DIRECTIONS FOR THIS TASK: Please restate the following records word for word.

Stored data
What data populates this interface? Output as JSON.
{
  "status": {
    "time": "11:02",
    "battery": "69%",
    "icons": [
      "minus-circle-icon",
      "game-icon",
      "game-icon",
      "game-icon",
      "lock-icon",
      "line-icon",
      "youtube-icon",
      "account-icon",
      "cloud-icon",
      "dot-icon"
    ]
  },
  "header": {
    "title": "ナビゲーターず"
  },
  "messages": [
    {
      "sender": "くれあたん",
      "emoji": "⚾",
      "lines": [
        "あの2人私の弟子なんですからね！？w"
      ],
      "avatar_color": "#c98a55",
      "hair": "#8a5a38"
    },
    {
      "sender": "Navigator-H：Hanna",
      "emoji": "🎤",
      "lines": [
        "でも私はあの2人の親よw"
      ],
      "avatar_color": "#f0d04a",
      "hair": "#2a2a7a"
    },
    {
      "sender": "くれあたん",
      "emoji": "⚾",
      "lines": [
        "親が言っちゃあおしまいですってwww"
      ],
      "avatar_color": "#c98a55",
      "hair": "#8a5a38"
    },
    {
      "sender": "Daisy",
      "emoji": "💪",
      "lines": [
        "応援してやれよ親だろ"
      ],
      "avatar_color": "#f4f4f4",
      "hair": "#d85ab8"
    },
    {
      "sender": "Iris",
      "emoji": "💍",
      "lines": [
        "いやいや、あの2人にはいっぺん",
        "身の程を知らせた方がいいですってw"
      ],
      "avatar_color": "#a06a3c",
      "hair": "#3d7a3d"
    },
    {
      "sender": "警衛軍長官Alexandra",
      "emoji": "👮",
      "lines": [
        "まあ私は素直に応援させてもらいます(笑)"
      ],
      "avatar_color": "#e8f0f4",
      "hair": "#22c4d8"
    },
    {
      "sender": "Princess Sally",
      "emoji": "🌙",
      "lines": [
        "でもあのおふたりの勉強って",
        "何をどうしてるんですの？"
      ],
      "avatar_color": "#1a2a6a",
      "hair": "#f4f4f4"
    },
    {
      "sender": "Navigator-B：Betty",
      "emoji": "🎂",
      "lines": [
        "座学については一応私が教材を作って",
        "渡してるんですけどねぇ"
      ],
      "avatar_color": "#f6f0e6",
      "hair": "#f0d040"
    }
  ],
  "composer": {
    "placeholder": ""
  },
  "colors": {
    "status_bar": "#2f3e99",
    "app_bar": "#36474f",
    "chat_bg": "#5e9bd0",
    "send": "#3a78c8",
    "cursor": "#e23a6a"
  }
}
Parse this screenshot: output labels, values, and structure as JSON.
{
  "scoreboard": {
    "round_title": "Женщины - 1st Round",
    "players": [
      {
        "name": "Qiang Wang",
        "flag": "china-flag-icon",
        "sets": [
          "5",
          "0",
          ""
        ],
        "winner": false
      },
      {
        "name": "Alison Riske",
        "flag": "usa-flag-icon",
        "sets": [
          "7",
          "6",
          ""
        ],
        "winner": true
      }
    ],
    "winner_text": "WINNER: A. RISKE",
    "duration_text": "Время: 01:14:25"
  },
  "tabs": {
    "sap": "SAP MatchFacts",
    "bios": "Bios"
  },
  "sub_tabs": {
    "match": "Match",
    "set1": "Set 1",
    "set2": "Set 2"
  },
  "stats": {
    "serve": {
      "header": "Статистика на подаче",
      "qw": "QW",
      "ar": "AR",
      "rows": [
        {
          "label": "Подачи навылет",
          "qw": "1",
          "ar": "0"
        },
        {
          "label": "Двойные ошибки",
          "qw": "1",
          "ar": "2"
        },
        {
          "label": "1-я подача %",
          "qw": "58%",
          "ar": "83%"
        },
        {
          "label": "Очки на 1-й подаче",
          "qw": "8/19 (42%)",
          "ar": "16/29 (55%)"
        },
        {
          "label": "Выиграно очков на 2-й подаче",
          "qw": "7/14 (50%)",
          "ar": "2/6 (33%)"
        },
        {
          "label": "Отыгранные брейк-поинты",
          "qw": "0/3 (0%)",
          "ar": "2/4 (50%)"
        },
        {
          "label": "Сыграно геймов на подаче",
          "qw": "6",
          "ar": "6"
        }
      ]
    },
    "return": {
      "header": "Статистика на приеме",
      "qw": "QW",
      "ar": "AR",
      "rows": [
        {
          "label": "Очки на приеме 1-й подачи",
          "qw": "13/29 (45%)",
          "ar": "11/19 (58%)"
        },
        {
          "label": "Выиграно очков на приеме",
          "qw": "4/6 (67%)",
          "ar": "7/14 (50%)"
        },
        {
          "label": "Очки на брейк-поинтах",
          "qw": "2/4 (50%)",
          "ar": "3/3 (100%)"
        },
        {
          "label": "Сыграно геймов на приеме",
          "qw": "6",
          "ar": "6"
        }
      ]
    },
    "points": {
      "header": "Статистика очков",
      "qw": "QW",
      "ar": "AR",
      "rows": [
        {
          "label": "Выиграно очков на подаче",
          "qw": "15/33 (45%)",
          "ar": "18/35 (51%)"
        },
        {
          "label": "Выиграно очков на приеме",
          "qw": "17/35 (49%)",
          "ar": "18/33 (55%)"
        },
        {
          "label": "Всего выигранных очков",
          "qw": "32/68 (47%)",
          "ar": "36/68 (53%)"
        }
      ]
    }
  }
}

RESPONSE:
What data populates this interface? Output as JSON.
{
  "status": {
    "time": "11:02",
    "battery": "69%",
    "icons": [
      "minus-circle-icon",
      "game-icon",
      "game-icon",
      "game-icon",
      "lock-icon",
      "line-icon",
      "youtube-icon",
      "account-icon",
      "cloud-icon",
      "dot-icon"
    ]
  },
  "header": {
    "title": "ナビゲーターず"
  },
  "messages": [
    {
      "sender": "くれあたん",
      "emoji": "⚾",
      "lines": [
        "あの2人私の弟子なんですからね！？w"
      ],
      "avatar_color": "#c98a55",
      "hair": "#8a5a38"
    },
    {
      "sender": "Navigator-H：Hanna",
      "emoji": "🎤",
      "lines": [
        "でも私はあの2人の親よw"
      ],
      "avatar_color": "#f0d04a",
      "hair": "#2a2a7a"
    },
    {
      "sender": "くれあたん",
      "emoji": "⚾",
      "lines": [
        "親が言っちゃあおしまいですってwww"
      ],
      "avatar_color": "#c98a55",
      "hair": "#8a5a38"
    },
    {
      "sender": "Daisy",
      "emoji": "💪",
      "lines": [
        "応援してやれよ親だろ"
      ],
      "avatar_color": "#f4f4f4",
      "hair": "#d85ab8"
    },
    {
      "sender": "Iris",
      "emoji": "💍",
      "lines": [
        "いやいや、あの2人にはいっぺん",
        "身の程を知らせた方がいいですってw"
      ],
      "avatar_color": "#a06a3c",
      "hair": "#3d7a3d"
    },
    {
      "sender": "警衛軍長官Alexandra",
      "emoji": "👮",
      "lines": [
        "まあ私は素直に応援させてもらいます(笑)"
      ],
      "avatar_color": "#e8f0f4",
      "hair": "#22c4d8"
    },
    {
      "sender": "Princess Sally",
      "emoji": "🌙",
      "lines": [
        "でもあのおふたりの勉強って",
        "何をどうしてるんですの？"
      ],
      "avatar_color": "#1a2a6a",
      "hair": "#f4f4f4"
    },
    {
      "sender": "Navigator-B：Betty",
      "emoji": "🎂",
      "lines": [
        "座学については一応私が教材を作って",
        "渡してるんですけどねぇ"
      ],
      "avatar_color": "#f6f0e6",
      "hair": "#f0d040"
    }
  ],
  "composer": {
    "placeholder": ""
  },
  "colors": {
    "status_bar": "#2f3e99",
    "app_bar": "#36474f",
    "chat_bg": "#5e9bd0",
    "send": "#3a78c8",
    "cursor": "#e23a6a"
  }
}
Parse this screenshot: output labels, values, and structure as JSON.
{
  "scoreboard": {
    "round_title": "Женщины - 1st Round",
    "players": [
      {
        "name": "Qiang Wang",
        "flag": "china-flag-icon",
        "sets": [
          "5",
          "0",
          ""
        ],
        "winner": false
      },
      {
        "name": "Alison Riske",
        "flag": "usa-flag-icon",
        "sets": [
          "7",
          "6",
          ""
        ],
        "winner": true
      }
    ],
    "winner_text": "WINNER: A. RISKE",
    "duration_text": "Время: 01:14:25"
  },
  "tabs": {
    "sap": "SAP MatchFacts",
    "bios": "Bios"
  },
  "sub_tabs": {
    "match": "Match",
    "set1": "Set 1",
    "set2": "Set 2"
  },
  "stats": {
    "serve": {
      "header": "Статистика на подаче",
      "qw": "QW",
      "ar": "AR",
      "rows": [
        {
          "label": "Подачи навылет",
          "qw": "1",
          "ar": "0"
        },
        {
          "label": "Двойные ошибки",
          "qw": "1",
          "ar": "2"
        },
        {
          "label": "1-я подача %",
          "qw": "58%",
          "ar": "83%"
        },
        {
          "label": "Очки на 1-й подаче",
          "qw": "8/19 (42%)",
          "ar": "16/29 (55%)"
        },
        {
          "label": "Выиграно очков на 2-й подаче",
          "qw": "7/14 (50%)",
          "ar": "2/6 (33%)"
        },
        {
          "label": "Отыгранные брейк-поинты",
          "qw": "0/3 (0%)",
          "ar": "2/4 (50%)"
        },
        {
          "label": "Сыграно геймов на подаче",
          "qw": "6",
          "ar": "6"
        }
      ]
    },
    "return": {
      "header": "Статистика на приеме",
      "qw": "QW",
      "ar": "AR",
      "rows": [
        {
          "label": "Очки на приеме 1-й подачи",
          "qw": "13/29 (45%)",
          "ar": "11/19 (58%)"
        },
        {
          "label": "Выиграно очков на приеме",
          "qw": "4/6 (67%)",
          "ar": "7/14 (50%)"
        },
        {
          "label": "Очки на брейк-поинтах",
          "qw": "2/4 (50%)",
          "ar": "3/3 (100%)"
        },
        {
          "label": "Сыграно геймов на приеме",
          "qw": "6",
          "ar": "6"
        }
      ]
    },
    "points": {
      "header": "Статистика очков",
      "qw": "QW",
      "ar": "AR",
      "rows": [
        {
          "label": "Выиграно очков на подаче",
          "qw": "15/33 (45%)",
          "ar": "18/35 (51%)"
        },
        {
          "label": "Выиграно очков на приеме",
          "qw": "17/35 (49%)",
          "ar": "18/33 (55%)"
        },
        {
          "label": "Всего выигранных очков",
          "qw": "32/68 (47%)",
          "ar": "36/68 (53%)"
        }
      ]
    }
  }
}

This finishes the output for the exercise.